> **Records to process**:
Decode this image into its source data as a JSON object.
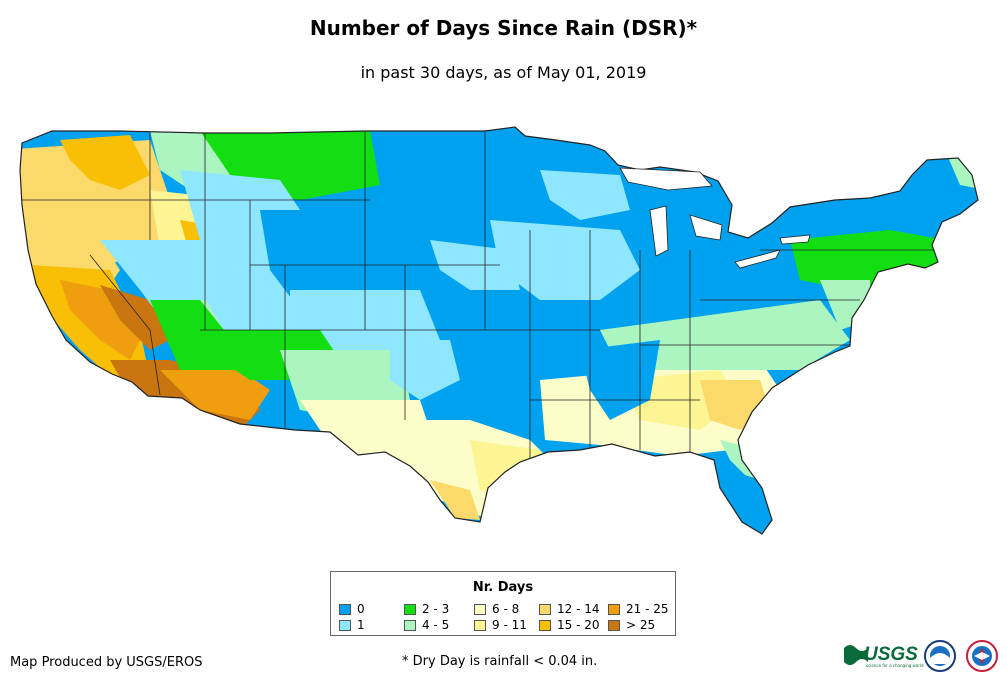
{
  "title": "Number of Days Since Rain (DSR)*",
  "subtitle": "in past 30 days, as of May 01, 2019",
  "legend": {
    "title": "Nr. Days",
    "items": [
      {
        "label": "0",
        "color": "#00a2f0"
      },
      {
        "label": "1",
        "color": "#8fe6ff"
      },
      {
        "label": "2 - 3",
        "color": "#12de12"
      },
      {
        "label": "4 - 5",
        "color": "#abf5c1"
      },
      {
        "label": "6 - 8",
        "color": "#fdfdc9"
      },
      {
        "label": "9 - 11",
        "color": "#fdf493"
      },
      {
        "label": "12 - 14",
        "color": "#fbd96a"
      },
      {
        "label": "15 - 20",
        "color": "#f9bf05"
      },
      {
        "label": "21 - 25",
        "color": "#ef9e10"
      },
      {
        "label": "> 25",
        "color": "#c97510"
      }
    ]
  },
  "credit": "Map Produced by USGS/EROS",
  "footnote": "* Dry Day is rainfall < 0.04 in.",
  "logos": {
    "usgs": "USGS",
    "usgs_tagline": "science for a changing world"
  }
}
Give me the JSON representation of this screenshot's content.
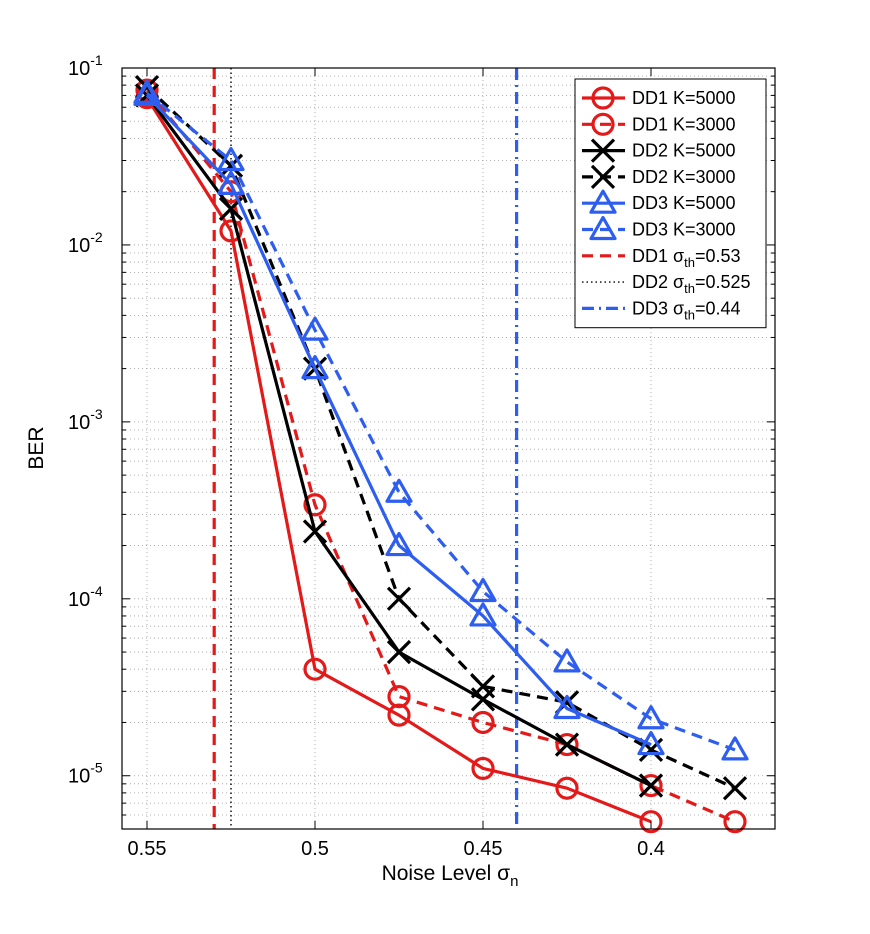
{
  "chart_data": {
    "type": "line",
    "title": "",
    "xlabel": "Noise Level σ",
    "xlabel_sub": "n",
    "ylabel": "BER",
    "x_reversed": true,
    "xlim": [
      0.55,
      0.375
    ],
    "ylim": [
      5e-06,
      0.1
    ],
    "yscale": "log",
    "grid": true,
    "legend_position": "top-right",
    "x_ticks": [
      {
        "value": 0.55,
        "label": "0.55"
      },
      {
        "value": 0.5,
        "label": "0.5"
      },
      {
        "value": 0.45,
        "label": "0.45"
      },
      {
        "value": 0.4,
        "label": "0.4"
      }
    ],
    "y_ticks": [
      {
        "value": 0.1,
        "base": "10",
        "exp": "-1"
      },
      {
        "value": 0.01,
        "base": "10",
        "exp": "-2"
      },
      {
        "value": 0.001,
        "base": "10",
        "exp": "-3"
      },
      {
        "value": 0.0001,
        "base": "10",
        "exp": "-4"
      },
      {
        "value": 1e-05,
        "base": "10",
        "exp": "-5"
      }
    ],
    "series": [
      {
        "name": "DD1 K=5000",
        "color": "#e41a1a",
        "dash": "solid",
        "marker": "circle",
        "x": [
          0.55,
          0.525,
          0.5,
          0.475,
          0.45,
          0.425,
          0.4
        ],
        "y": [
          0.068,
          0.012,
          4e-05,
          2.2e-05,
          1.1e-05,
          8.5e-06,
          5.5e-06
        ]
      },
      {
        "name": "DD1 K=3000",
        "color": "#e41a1a",
        "dash": "dashed",
        "marker": "circle",
        "x": [
          0.55,
          0.525,
          0.5,
          0.475,
          0.45,
          0.425,
          0.4,
          0.375
        ],
        "y": [
          0.075,
          0.02,
          0.00034,
          2.8e-05,
          2e-05,
          1.5e-05,
          8.8e-06,
          5.5e-06
        ]
      },
      {
        "name": "DD2 K=5000",
        "color": "#000000",
        "dash": "solid",
        "marker": "x",
        "x": [
          0.55,
          0.525,
          0.5,
          0.475,
          0.45,
          0.425,
          0.4
        ],
        "y": [
          0.07,
          0.016,
          0.00024,
          5e-05,
          2.7e-05,
          1.5e-05,
          8.8e-06
        ]
      },
      {
        "name": "DD2 K=3000",
        "color": "#000000",
        "dash": "dashed",
        "marker": "x",
        "x": [
          0.55,
          0.525,
          0.5,
          0.475,
          0.45,
          0.425,
          0.4,
          0.375
        ],
        "y": [
          0.078,
          0.028,
          0.002,
          0.0001,
          3.2e-05,
          2.6e-05,
          1.4e-05,
          8.5e-06
        ]
      },
      {
        "name": "DD3 K=5000",
        "color": "#2e5ef0",
        "dash": "solid",
        "marker": "triangle",
        "x": [
          0.55,
          0.525,
          0.5,
          0.475,
          0.45,
          0.425,
          0.4
        ],
        "y": [
          0.07,
          0.022,
          0.002,
          0.0002,
          8e-05,
          2.4e-05,
          1.5e-05
        ]
      },
      {
        "name": "DD3 K=3000",
        "color": "#2e5ef0",
        "dash": "dashed",
        "marker": "triangle",
        "x": [
          0.55,
          0.525,
          0.5,
          0.475,
          0.45,
          0.425,
          0.4,
          0.375
        ],
        "y": [
          0.072,
          0.03,
          0.0033,
          0.0004,
          0.00011,
          4.4e-05,
          2.1e-05,
          1.4e-05
        ]
      }
    ],
    "thresholds": [
      {
        "label_prefix": "DD1",
        "label_sub": "th",
        "label_value": "=0.53",
        "x": 0.53,
        "color": "#e41a1a",
        "style": "dashed"
      },
      {
        "label_prefix": "DD2",
        "label_sub": "th",
        "label_value": "=0.525",
        "x": 0.525,
        "color": "#000000",
        "style": "dotted"
      },
      {
        "label_prefix": "DD3",
        "label_sub": "th",
        "label_value": "=0.44",
        "x": 0.44,
        "color": "#2e5ef0",
        "style": "dashdot"
      }
    ]
  }
}
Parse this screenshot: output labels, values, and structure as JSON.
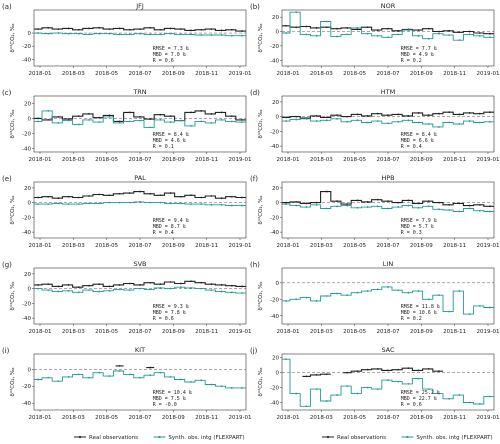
{
  "chart_data": [
    {
      "label": "(a)",
      "title": "JFJ",
      "type": "line",
      "x_ticks": [
        "2018-01",
        "2018-03",
        "2018-05",
        "2018-07",
        "2018-09",
        "2018-11",
        "2019-01"
      ],
      "y_ticks": [
        "0",
        "-20",
        "-40"
      ],
      "ylim": [
        -50,
        35
      ],
      "ylabel": "δ¹³CO₂, ‰",
      "stats": [
        "RMSE =  7.3 ‰",
        "MBD  =  7.0 ‰",
        "R    =  0.6"
      ],
      "series": [
        {
          "name": "Real observations",
          "color": "#222222",
          "values": [
            6,
            8,
            6,
            7,
            5,
            7,
            8,
            6,
            7,
            5,
            6,
            8,
            5,
            7,
            6,
            4,
            5,
            6,
            4,
            5,
            3
          ]
        },
        {
          "name": "Synth. obs. intg (FLEXPART)",
          "color": "#1f9a96",
          "values": [
            0,
            -1,
            0,
            -1,
            -1,
            -2,
            -1,
            -1,
            -2,
            -2,
            -1,
            -2,
            -2,
            -1,
            -2,
            -2,
            -3,
            -3,
            -3,
            -4,
            -4
          ]
        }
      ]
    },
    {
      "label": "(b)",
      "title": "NOR",
      "type": "line",
      "x_ticks": [
        "2018-01",
        "2018-03",
        "2018-05",
        "2018-07",
        "2018-09",
        "2018-11",
        "2019-01"
      ],
      "y_ticks": [
        "20",
        "0",
        "-20",
        "-40"
      ],
      "ylim": [
        -48,
        30
      ],
      "ylabel": "δ¹³CO₂, ‰",
      "stats": [
        "RMSE =  7.7 ‰",
        "MBD  =  4.9 ‰",
        "R    =  0.2"
      ],
      "series": [
        {
          "name": "Real observations",
          "color": "#222222",
          "values": [
            8,
            6,
            7,
            5,
            6,
            4,
            5,
            3,
            6,
            2,
            4,
            1,
            3,
            2,
            4,
            0,
            1,
            -1,
            0,
            -2,
            -3
          ]
        },
        {
          "name": "Synth. obs. intg (FLEXPART)",
          "color": "#1f9a96",
          "values": [
            -2,
            27,
            -4,
            -6,
            14,
            -7,
            -4,
            5,
            -3,
            -6,
            -8,
            -4,
            2,
            -6,
            -10,
            -3,
            -5,
            -12,
            -4,
            -6,
            -8
          ]
        }
      ]
    },
    {
      "label": "(c)",
      "title": "TRN",
      "type": "line",
      "x_ticks": [
        "2018-01",
        "2018-03",
        "2018-05",
        "2018-07",
        "2018-09",
        "2018-11",
        "2019-01"
      ],
      "y_ticks": [
        "20",
        "0",
        "-20",
        "-40"
      ],
      "ylim": [
        -45,
        30
      ],
      "ylabel": "δ¹³CO₂, ‰",
      "stats": [
        "RMSE =  8.4 ‰",
        "MBD  =  4.6 ‰",
        "R    =  0.1"
      ],
      "series": [
        {
          "name": "Real observations",
          "color": "#222222",
          "values": [
            0,
            -2,
            2,
            -1,
            3,
            6,
            1,
            4,
            -4,
            8,
            2,
            -1,
            5,
            3,
            -3,
            8,
            10,
            6,
            8,
            3,
            -2
          ]
        },
        {
          "name": "Synth. obs. intg (FLEXPART)",
          "color": "#1f9a96",
          "values": [
            -4,
            10,
            -6,
            -3,
            -8,
            -2,
            -5,
            2,
            -6,
            -4,
            -3,
            -12,
            -2,
            -5,
            -3,
            -10,
            -4,
            -6,
            -2,
            -4,
            -5
          ]
        }
      ]
    },
    {
      "label": "(d)",
      "title": "HTM",
      "type": "line",
      "x_ticks": [
        "2018-01",
        "2018-03",
        "2018-05",
        "2018-07",
        "2018-09",
        "2018-11",
        "2019-01"
      ],
      "y_ticks": [
        "20",
        "0",
        "-20",
        "-40"
      ],
      "ylim": [
        -48,
        28
      ],
      "ylabel": "δ¹³CO₂, ‰",
      "stats": [
        "RMSE =  8.4 ‰",
        "MBD  =  6.6 ‰",
        "R    =  0.4"
      ],
      "series": [
        {
          "name": "Real observations",
          "color": "#222222",
          "values": [
            -1,
            0,
            -2,
            1,
            -1,
            2,
            0,
            3,
            1,
            4,
            2,
            3,
            1,
            5,
            2,
            4,
            6,
            3,
            5,
            4,
            6
          ]
        },
        {
          "name": "Synth. obs. intg (FLEXPART)",
          "color": "#1f9a96",
          "values": [
            -6,
            -4,
            -3,
            -6,
            -5,
            -3,
            -7,
            -5,
            -8,
            -6,
            -9,
            -7,
            -5,
            -8,
            -10,
            -14,
            -8,
            -10,
            -6,
            -8,
            -7
          ]
        }
      ]
    },
    {
      "label": "(e)",
      "title": "PAL",
      "type": "line",
      "x_ticks": [
        "2018-01",
        "2018-03",
        "2018-05",
        "2018-07",
        "2018-09",
        "2018-11",
        "2019-01"
      ],
      "y_ticks": [
        "20",
        "0",
        "-20",
        "-40"
      ],
      "ylim": [
        -48,
        28
      ],
      "ylabel": "δ¹³CO₂, ‰",
      "stats": [
        "RMSE =  9.4 ‰",
        "MBD  =  8.7 ‰",
        "R    =  0.4"
      ],
      "series": [
        {
          "name": "Real observations",
          "color": "#222222",
          "values": [
            7,
            8,
            6,
            8,
            7,
            9,
            11,
            10,
            12,
            13,
            15,
            12,
            10,
            13,
            8,
            10,
            7,
            9,
            6,
            8,
            7
          ]
        },
        {
          "name": "Synth. obs. intg (FLEXPART)",
          "color": "#1f9a96",
          "values": [
            -2,
            -2,
            -1,
            -2,
            -2,
            -1,
            -1,
            0,
            0,
            0,
            1,
            0,
            0,
            -1,
            -1,
            -2,
            -2,
            -3,
            -3,
            -4,
            -4
          ]
        }
      ]
    },
    {
      "label": "(f)",
      "title": "HPB",
      "type": "line",
      "x_ticks": [
        "2018-01",
        "2018-03",
        "2018-05",
        "2018-07",
        "2018-09",
        "2018-11",
        "2019-01"
      ],
      "y_ticks": [
        "20",
        "0",
        "-20",
        "-40"
      ],
      "ylim": [
        -48,
        28
      ],
      "ylabel": "δ¹³CO₂, ‰",
      "stats": [
        "RMSE =  7.9 ‰",
        "MBD  =  5.7 ‰",
        "R    =  0.3"
      ],
      "series": [
        {
          "name": "Real observations",
          "color": "#222222",
          "values": [
            0,
            1,
            -1,
            0,
            15,
            2,
            -2,
            3,
            1,
            4,
            2,
            0,
            3,
            -1,
            2,
            0,
            -3,
            -1,
            -4,
            -3,
            -5
          ]
        },
        {
          "name": "Synth. obs. intg (FLEXPART)",
          "color": "#1f9a96",
          "values": [
            -2,
            -4,
            -6,
            -3,
            -8,
            -5,
            -4,
            -7,
            -6,
            -5,
            -8,
            -6,
            -4,
            -7,
            -5,
            -9,
            -10,
            -12,
            -8,
            -11,
            -12
          ]
        }
      ]
    },
    {
      "label": "(g)",
      "title": "SVB",
      "type": "line",
      "x_ticks": [
        "2018-01",
        "2018-03",
        "2018-05",
        "2018-07",
        "2018-09",
        "2018-11",
        "2019-01"
      ],
      "y_ticks": [
        "20",
        "0",
        "-20",
        "-40"
      ],
      "ylim": [
        -48,
        28
      ],
      "ylabel": "δ¹³CO₂, ‰",
      "stats": [
        "RMSE =  9.3 ‰",
        "MBD  =  7.8 ‰",
        "R    =  0.6"
      ],
      "series": [
        {
          "name": "Real observations",
          "color": "#222222",
          "values": [
            5,
            6,
            3,
            5,
            2,
            4,
            6,
            3,
            5,
            7,
            5,
            8,
            6,
            9,
            7,
            10,
            8,
            6,
            5,
            4,
            3
          ]
        },
        {
          "name": "Synth. obs. intg (FLEXPART)",
          "color": "#1f9a96",
          "values": [
            0,
            -2,
            -4,
            -3,
            -5,
            -2,
            -4,
            -3,
            -1,
            -2,
            0,
            -1,
            1,
            0,
            2,
            1,
            0,
            -2,
            -4,
            -5,
            -6
          ]
        }
      ]
    },
    {
      "label": "(h)",
      "title": "LIN",
      "type": "line",
      "x_ticks": [
        "2018-01",
        "2018-03",
        "2018-05",
        "2018-07",
        "2018-09",
        "2018-11",
        "2019-01"
      ],
      "y_ticks": [
        "0",
        "-20",
        "-40"
      ],
      "ylim": [
        -50,
        18
      ],
      "ylabel": "δ¹³CO₂, ‰",
      "stats": [
        "RMSE = 11.8 ‰",
        "MBD  = 10.6 ‰",
        "R    =  0.2"
      ],
      "series": [
        {
          "name": "Real observations",
          "color": "#222222",
          "values": [
            null,
            null,
            null,
            null,
            null,
            null,
            null,
            null,
            null,
            null,
            null,
            null,
            null,
            null,
            null,
            null,
            null,
            null,
            null,
            null,
            null
          ]
        },
        {
          "name": "Synth. obs. intg (FLEXPART)",
          "color": "#1f9a96",
          "values": [
            -22,
            -20,
            -18,
            -22,
            -16,
            -13,
            -15,
            -12,
            -10,
            -8,
            -5,
            -9,
            -12,
            -10,
            -20,
            -15,
            -35,
            -10,
            -38,
            -28,
            -30
          ]
        }
      ]
    },
    {
      "label": "(i)",
      "title": "KIT",
      "type": "line",
      "x_ticks": [
        "2018-01",
        "2018-03",
        "2018-05",
        "2018-07",
        "2018-09",
        "2018-11",
        "2019-01"
      ],
      "y_ticks": [
        "0",
        "-20",
        "-40"
      ],
      "ylim": [
        -48,
        18
      ],
      "ylabel": "δ¹³CO₂, ‰",
      "stats": [
        "RMSE = 10.4 ‰",
        "MBD  =  7.5 ‰",
        "R    = -0.0"
      ],
      "series": [
        {
          "name": "Real observations",
          "color": "#222222",
          "values": [
            null,
            null,
            null,
            null,
            null,
            null,
            null,
            null,
            4,
            null,
            null,
            2,
            null,
            null,
            null,
            null,
            null,
            null,
            null,
            null,
            null
          ]
        },
        {
          "name": "Synth. obs. intg (FLEXPART)",
          "color": "#1f9a96",
          "values": [
            -12,
            -10,
            -14,
            -9,
            -6,
            -10,
            -4,
            -8,
            -2,
            -6,
            -10,
            -7,
            -4,
            -9,
            -12,
            -15,
            -13,
            -18,
            -20,
            -22,
            -22
          ]
        }
      ]
    },
    {
      "label": "(j)",
      "title": "SAC",
      "type": "line",
      "x_ticks": [
        "2018-01",
        "2018-03",
        "2018-05",
        "2018-07",
        "2018-09",
        "2018-11",
        "2019-01"
      ],
      "y_ticks": [
        "20",
        "0",
        "-20",
        "-40"
      ],
      "ylim": [
        -50,
        25
      ],
      "ylabel": "δ¹³CO₂, ‰",
      "stats": [
        "RMSE = 25.2 ‰",
        "MBD  = 22.7 ‰",
        "R    =  0.6"
      ],
      "series": [
        {
          "name": "Real observations",
          "color": "#222222",
          "values": [
            null,
            null,
            -5,
            -3,
            -2,
            null,
            0,
            2,
            4,
            5,
            3,
            4,
            6,
            3,
            5,
            2,
            null,
            null,
            null,
            null,
            null
          ]
        },
        {
          "name": "Synth. obs. intg (FLEXPART)",
          "color": "#1f9a96",
          "values": [
            18,
            -28,
            -45,
            -22,
            -38,
            -30,
            -18,
            -28,
            -20,
            -22,
            -10,
            -12,
            -15,
            -8,
            -22,
            -28,
            -35,
            -30,
            -40,
            -42,
            -32
          ]
        }
      ]
    }
  ],
  "legend": {
    "left": [
      {
        "label": "Real observations",
        "color": "#222222"
      },
      {
        "label": "Synth. obs. intg (FLEXPART)",
        "color": "#1f9a96"
      }
    ],
    "right": [
      {
        "label": "Real observations",
        "color": "#222222"
      },
      {
        "label": "Synth. obs. intg (FLEXPART)",
        "color": "#1f9a96"
      }
    ]
  }
}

> **Short problem**: Give only the count of lines in which the string "RMSE" appears.

> **Result of this exercise**: 10